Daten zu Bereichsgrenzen
··········

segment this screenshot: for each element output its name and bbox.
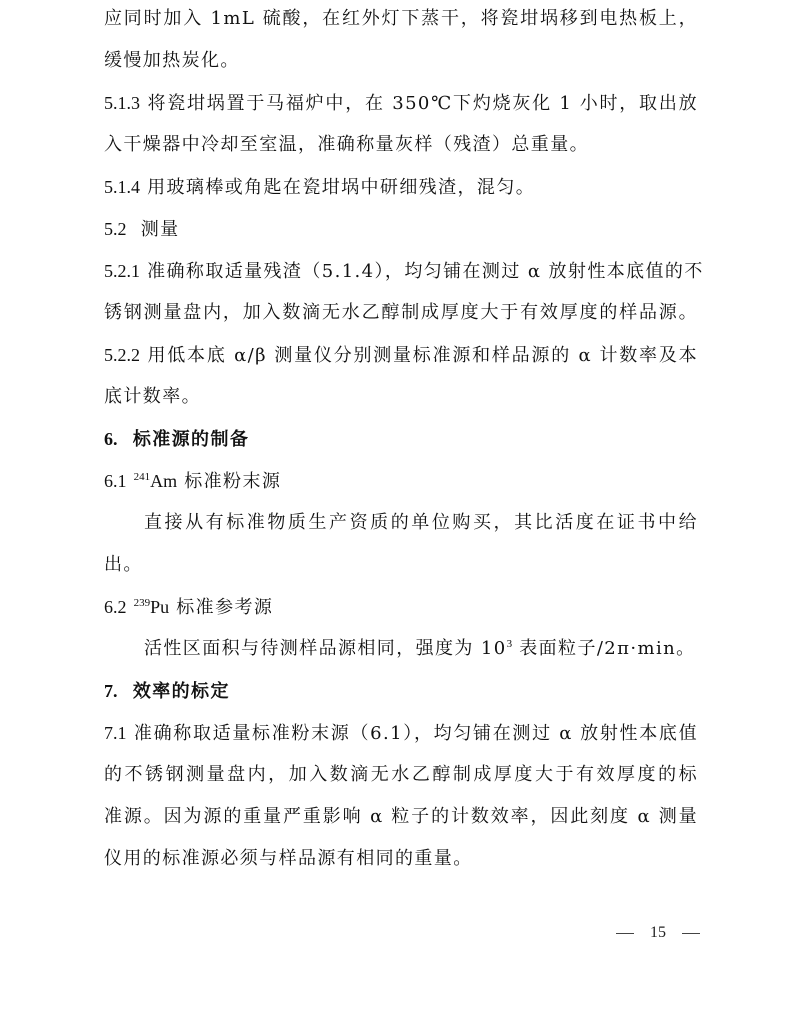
section-number: 5.1.3	[104, 93, 140, 113]
section-5-2-1: 5.2.1 准确称取适量残渣（5.1.4），均匀铺在测过 α 放射性本底值的不	[104, 256, 698, 286]
text-line: 缓慢加热炭化。	[104, 46, 698, 76]
text-line: 应同时加入 1mL 硫酸，在红外灯下蒸干，将瓷坩埚移到电热板上，	[104, 4, 698, 34]
section-7-1: 7.1 准确称取适量标准粉末源（6.1），均匀铺在测过 α 放射性本底值	[104, 718, 698, 748]
text-line: 底计数率。	[104, 382, 698, 412]
text-line: 出。	[104, 550, 698, 580]
section-text: 标准参考源	[176, 597, 273, 618]
text-line: 准源。因为源的重量严重影响 α 粒子的计数效率，因此刻度 α 测量	[104, 802, 698, 832]
nuclide-symbol: Pu	[150, 597, 169, 617]
text-segment: 活性区面积与待测样品源相同，强度为 10	[144, 638, 507, 659]
section-6-2-heading: 6.2 239Pu 标准参考源	[104, 592, 698, 622]
section-number: 5.2	[104, 219, 127, 239]
page-footer: 15	[616, 920, 700, 946]
section-number: 6.2	[104, 597, 127, 617]
text-line: 的不锈钢测量盘内，加入数滴无水乙醇制成厚度大于有效厚度的标	[104, 760, 698, 790]
text-line: 活性区面积与待测样品源相同，强度为 103 表面粒子/2π·min。	[104, 634, 698, 664]
section-text: 标准粉末源	[184, 471, 281, 492]
section-number: 7.1	[104, 723, 127, 743]
nuclide-symbol: Am	[150, 471, 177, 491]
mass-number: 241	[134, 471, 151, 483]
page-number: 15	[650, 924, 666, 942]
section-text: 将瓷坩埚置于马福炉中，在 350℃下灼烧灰化 1 小时，取出放	[148, 93, 699, 114]
text-line: 入干燥器中冷却至室温，准确称量灰样（残渣）总重量。	[104, 130, 698, 160]
section-number: 5.2.1	[104, 261, 140, 281]
section-text: 用低本底 α/β 测量仪分别测量标准源和样品源的 α 计数率及本	[148, 345, 699, 366]
section-number: 7.	[104, 681, 118, 701]
text-line: 仪用的标准源必须与样品源有相同的重量。	[104, 844, 698, 874]
section-title: 标准源的制备	[133, 429, 249, 450]
section-number: 5.1.4	[104, 177, 140, 197]
section-text: 准确称取适量标准粉末源（6.1），均匀铺在测过 α 放射性本底值	[134, 723, 698, 744]
section-text: 测量	[141, 219, 180, 240]
mass-number: 239	[134, 597, 151, 609]
section-5-1-4: 5.1.4 用玻璃棒或角匙在瓷坩埚中研细残渣，混匀。	[104, 172, 698, 202]
footer-dash-left	[616, 933, 634, 934]
section-text: 准确称取适量残渣（5.1.4），均匀铺在测过 α 放射性本底值的不	[147, 261, 704, 282]
section-number: 6.	[104, 429, 118, 449]
section-text: 用玻璃棒或角匙在瓷坩埚中研细残渣，混匀。	[147, 177, 535, 198]
section-title: 效率的标定	[133, 681, 230, 702]
section-6-1-heading: 6.1 241Am 标准粉末源	[104, 466, 698, 496]
footer-dash-right	[682, 933, 700, 934]
text-line: 锈钢测量盘内，加入数滴无水乙醇制成厚度大于有效厚度的样品源。	[104, 298, 698, 328]
section-5-1-3: 5.1.3 将瓷坩埚置于马福炉中，在 350℃下灼烧灰化 1 小时，取出放	[104, 88, 698, 118]
section-5-2-heading: 5.2 测量	[104, 214, 698, 244]
section-number: 5.2.2	[104, 345, 140, 365]
section-number: 6.1	[104, 471, 127, 491]
section-6-heading: 6. 标准源的制备	[104, 424, 698, 454]
section-7-heading: 7. 效率的标定	[104, 676, 698, 706]
section-5-2-2: 5.2.2 用低本底 α/β 测量仪分别测量标准源和样品源的 α 计数率及本	[104, 340, 698, 370]
text-line: 直接从有标准物质生产资质的单位购买，其比活度在证书中给	[104, 508, 698, 538]
text-segment: 表面粒子/2π·min。	[512, 638, 695, 659]
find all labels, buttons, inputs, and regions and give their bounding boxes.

··········

(AUFGABE)
Formatieren Sie alle Zeilen der obigen Datensätze als JSON-Liste von Strings, einen Eintrag pro Zeile, ohne Leerzeilen. Die Bilder sind in der Antwort wegzulassen.

(ERGEBNIS)
[
  "segment this screenshot: for each element output its name and bbox.",
  "section-number: 5.1.3\t[104, 93, 140, 113]",
  "section-5-2-1: 5.2.1 准确称取适量残渣（5.1.4），均匀铺在测过 α 放射性本底值的不\t[104, 256, 698, 286]",
  "text-line: 缓慢加热炭化。\t[104, 46, 698, 76]",
  "text-line: 应同时加入 1mL 硫酸，在红外灯下蒸干，将瓷坩埚移到电热板上，\t[104, 4, 698, 34]",
  "section-7-1: 7.1 准确称取适量标准粉末源（6.1），均匀铺在测过 α 放射性本底值\t[104, 718, 698, 748]",
  "text-line: 底计数率。\t[104, 382, 698, 412]",
  "text-line: 出。\t[104, 550, 698, 580]",
  "section-text: 标准参考源\t[176, 597, 273, 618]",
  "text-line: 准源。因为源的重量严重影响 α 粒子的计数效率，因此刻度 α 测量\t[104, 802, 698, 832]",
  "nuclide-symbol: Pu\t[150, 597, 169, 617]",
  "text-segment: 活性区面积与待测样品源相同，强度为 10\t[144, 638, 507, 659]",
  "section-6-2-heading: 6.2 239Pu 标准参考源\t[104, 592, 698, 622]",
  "section-number: 5.2\t[104, 219, 127, 239]",
  "page-footer: 15\t[616, 920, 700, 946]",
  "section-number: 6.2\t[104, 597, 127, 617]",
  "text-line: 的不锈钢测量盘内，加入数滴无水乙醇制成厚度大于有效厚度的标\t[104, 760, 698, 790]",
  "text-line: 活性区面积与待测样品源相同，强度为 103 表面粒子/2π·min。\t[104, 634, 698, 664]",
  "section-text: 标准粉末源\t[184, 471, 281, 492]",
  "section-number: 7.1\t[104, 723, 127, 743]",
  "nuclide-symbol: Am\t[150, 471, 177, 491]",
  "mass-number: 241\t[134, 471, 151, 483]",
  "page-number: 15\t[650, 924, 666, 942]",
  "section-text: 将瓷坩埚置于马福炉中，在 350℃下灼烧灰化 1 小时，取出放\t[148, 93, 699, 114]",
  "text-line: 入干燥器中冷却至室温，准确称量灰样（残渣）总重量。\t[104, 130, 698, 160]",
  "section-number: 5.2.1\t[104, 261, 140, 281]",
  "section-text: 用低本底 α/β 测量仪分别测量标准源和样品源的 α 计数率及本\t[148, 345, 699, 366]",
  "section-number: 7.\t[104, 681, 118, 701]",
  "text-line: 仪用的标准源必须与样品源有相同的重量。\t[104, 844, 698, 874]",
  "section-title: 标准源的制备\t[133, 429, 249, 450]",
  "section-number: 5.1.4\t[104, 177, 140, 197]",
  "section-text: 准确称取适量标准粉末源（6.1），均匀铺在测过 α 放射性本底值\t[134, 723, 698, 744]",
  "section-text: 测量\t[141, 219, 180, 240]",
  "mass-number: 239\t[134, 597, 151, 609]",
  "section-5-1-4: 5.1.4 用玻璃棒或角匙在瓷坩埚中研细残渣，混匀。\t[104, 172, 698, 202]",
  "footer-dash-left\t[616, 933, 634, 934]",
  "section-text: 准确称取适量残渣（5.1.4），均匀铺在测过 α 放射性本底值的不\t[147, 261, 704, 282]",
  "section-number: 6.\t[104, 429, 118, 449]",
  "section-text: 用玻璃棒或角匙在瓷坩埚中研细残渣，混匀。\t[147, 177, 535, 198]",
  "section-title: 效率的标定\t[133, 681, 230, 702]",
  "section-6-1-heading: 6.1 241Am 标准粉末源\t[104, 466, 698, 496]",
  "footer-dash-right\t[682, 933, 700, 934]",
  "text-line: 锈钢测量盘内，加入数滴无水乙醇制成厚度大于有效厚度的样品源。\t[104, 298, 698, 328]",
  "section-5-1-3: 5.1.3 将瓷坩埚置于马福炉中，在 350℃下灼烧灰化 1 小时，取出放\t[104, 88, 698, 118]",
  "section-5-2-heading: 5.2 测量\t[104, 214, 698, 244]",
  "section-number: 5.2.2\t[104, 345, 140, 365]",
  "section-number: 6.1\t[104, 471, 127, 491]",
  "section-6-heading: 6. 标准源的制备\t[104, 424, 698, 454]",
  "section-7-heading: 7. 效率的标定\t[104, 676, 698, 706]",
  "section-5-2-2: 5.2.2 用低本底 α/β 测量仪分别测量标准源和样品源的 α 计数率及本\t[104, 340, 698, 370]",
  "text-line: 直接从有标准物质生产资质的单位购买，其比活度在证书中给\t[104, 508, 698, 538]",
  "text-segment: 表面粒子/2π·min。\t[512, 638, 695, 659]",
  "find all labels, buttons, inputs, and regions and give their bounding boxes."
]